▶ Exercise objective
Output the entries word for word. Omit images.

☆ ☆ ☆ ☆ ☆

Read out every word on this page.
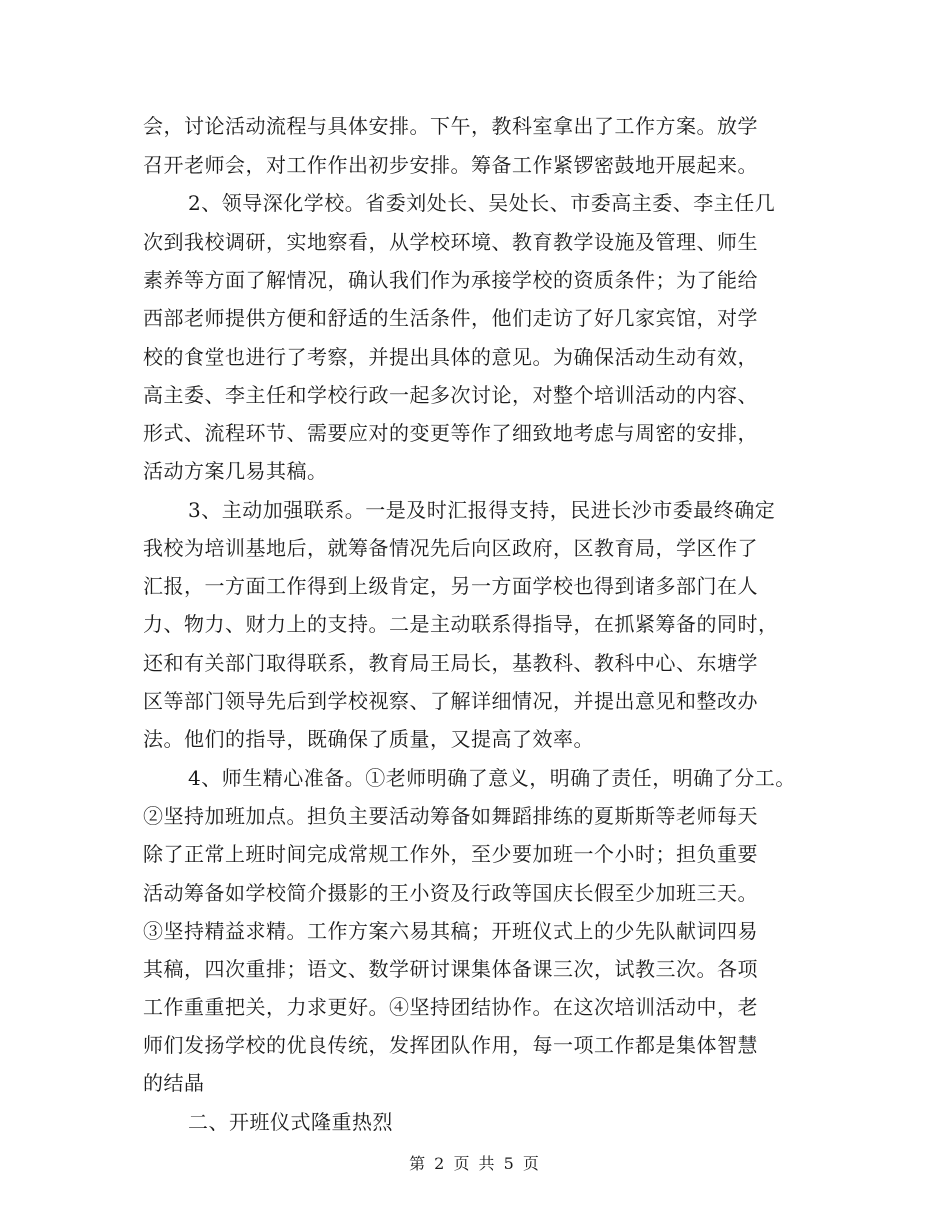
会，讨论活动流程与具体安排。下午，教科室拿出了工作方案。放学
召开老师会，对工作作出初步安排。筹备工作紧锣密鼓地开展起来。
2、领导深化学校。省委刘处长、吴处长、市委高主委、李主任几
次到我校调研，实地察看，从学校环境、教育教学设施及管理、师生
素养等方面了解情况，确认我们作为承接学校的资质条件；为了能给
西部老师提供方便和舒适的生活条件，他们走访了好几家宾馆，对学
校的食堂也进行了考察，并提出具体的意见。为确保活动生动有效，
高主委、李主任和学校行政一起多次讨论，对整个培训活动的内容、
形式、流程环节、需要应对的变更等作了细致地考虑与周密的安排，
活动方案几易其稿。
3、主动加强联系。一是及时汇报得支持，民进长沙市委最终确定
我校为培训基地后，就筹备情况先后向区政府，区教育局，学区作了
汇报，一方面工作得到上级肯定，另一方面学校也得到诸多部门在人
力、物力、财力上的支持。二是主动联系得指导，在抓紧筹备的同时，
还和有关部门取得联系，教育局王局长，基教科、教科中心、东塘学
区等部门领导先后到学校视察、了解详细情况，并提出意见和整改办
法。他们的指导，既确保了质量，又提高了效率。
4、师生精心准备。①老师明确了意义，明确了责任，明确了分工。
②坚持加班加点。担负主要活动筹备如舞蹈排练的夏斯斯等老师每天
除了正常上班时间完成常规工作外，至少要加班一个小时；担负重要
活动筹备如学校简介摄影的王小资及行政等国庆长假至少加班三天。
③坚持精益求精。工作方案六易其稿；开班仪式上的少先队献词四易
其稿，四次重排；语文、数学研讨课集体备课三次，试教三次。各项
工作重重把关，力求更好。④坚持团结协作。在这次培训活动中，老
师们发扬学校的优良传统，发挥团队作用，每一项工作都是集体智慧
的结晶
二、开班仪式隆重热烈
第 2 页 共 5 页
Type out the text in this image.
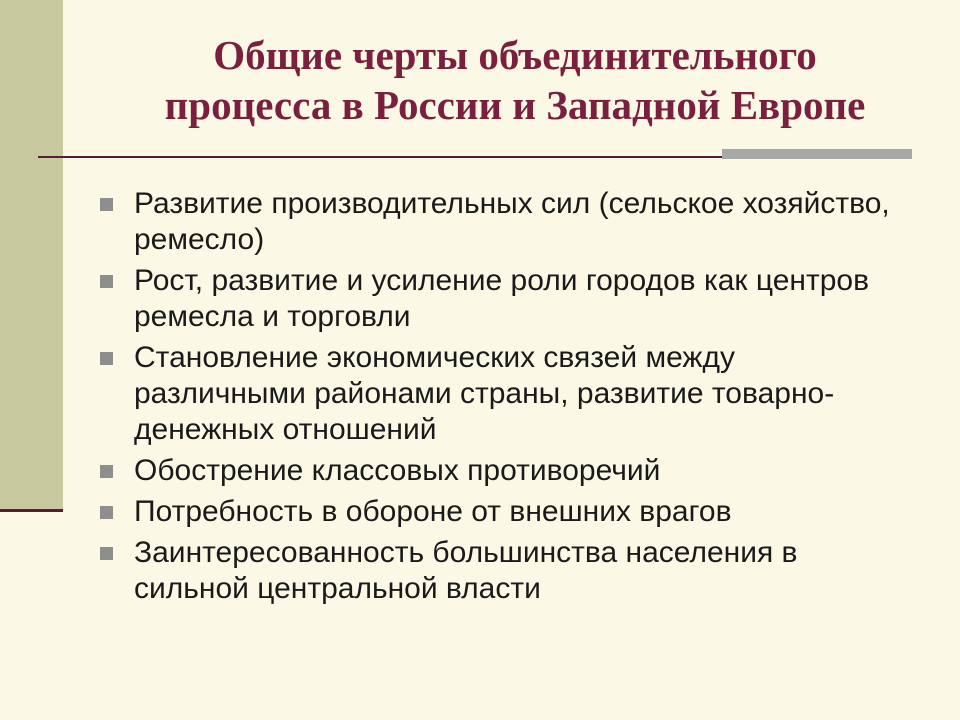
Общие черты объединительного
процесса в России и Западной Европе
Развитие производительных сил (сельское хозяйство, ремесло)
Рост, развитие и усиление роли городов как центров ремесла и торговли
Становление экономических связей между различными районами страны, развитие товарно-денежных отношений
Обострение классовых противоречий
Потребность в обороне от внешних врагов
Заинтересованность большинства населения в сильной центральной власти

☆ ☆ ☆ ☆ ☆

▶ Solution
Read out every word on this page.
会，讨论活动流程与具体安排。下午，教科室拿出了工作方案。放学
召开老师会，对工作作出初步安排。筹备工作紧锣密鼓地开展起来。
2、领导深化学校。省委刘处长、吴处长、市委高主委、李主任几
次到我校调研，实地察看，从学校环境、教育教学设施及管理、师生
素养等方面了解情况，确认我们作为承接学校的资质条件；为了能给
西部老师提供方便和舒适的生活条件，他们走访了好几家宾馆，对学
校的食堂也进行了考察，并提出具体的意见。为确保活动生动有效，
高主委、李主任和学校行政一起多次讨论，对整个培训活动的内容、
形式、流程环节、需要应对的变更等作了细致地考虑与周密的安排，
活动方案几易其稿。
3、主动加强联系。一是及时汇报得支持，民进长沙市委最终确定
我校为培训基地后，就筹备情况先后向区政府，区教育局，学区作了
汇报，一方面工作得到上级肯定，另一方面学校也得到诸多部门在人
力、物力、财力上的支持。二是主动联系得指导，在抓紧筹备的同时，
还和有关部门取得联系，教育局王局长，基教科、教科中心、东塘学
区等部门领导先后到学校视察、了解详细情况，并提出意见和整改办
法。他们的指导，既确保了质量，又提高了效率。
4、师生精心准备。①老师明确了意义，明确了责任，明确了分工。
②坚持加班加点。担负主要活动筹备如舞蹈排练的夏斯斯等老师每天
除了正常上班时间完成常规工作外，至少要加班一个小时；担负重要
活动筹备如学校简介摄影的王小资及行政等国庆长假至少加班三天。
③坚持精益求精。工作方案六易其稿；开班仪式上的少先队献词四易
其稿，四次重排；语文、数学研讨课集体备课三次，试教三次。各项
工作重重把关，力求更好。④坚持团结协作。在这次培训活动中，老
师们发扬学校的优良传统，发挥团队作用，每一项工作都是集体智慧
的结晶
二、开班仪式隆重热烈
第 2 页 共 5 页
Type out the text in this image.
Общие черты объединительного
процесса в России и Западной Европе
Развитие производительных сил (сельское хозяйство, ремесло)
Рост, развитие и усиление роли городов как центров ремесла и торговли
Становление экономических связей между различными районами страны, развитие товарно-денежных отношений
Обострение классовых противоречий
Потребность в обороне от внешних врагов
Заинтересованность большинства населения в сильной центральной власти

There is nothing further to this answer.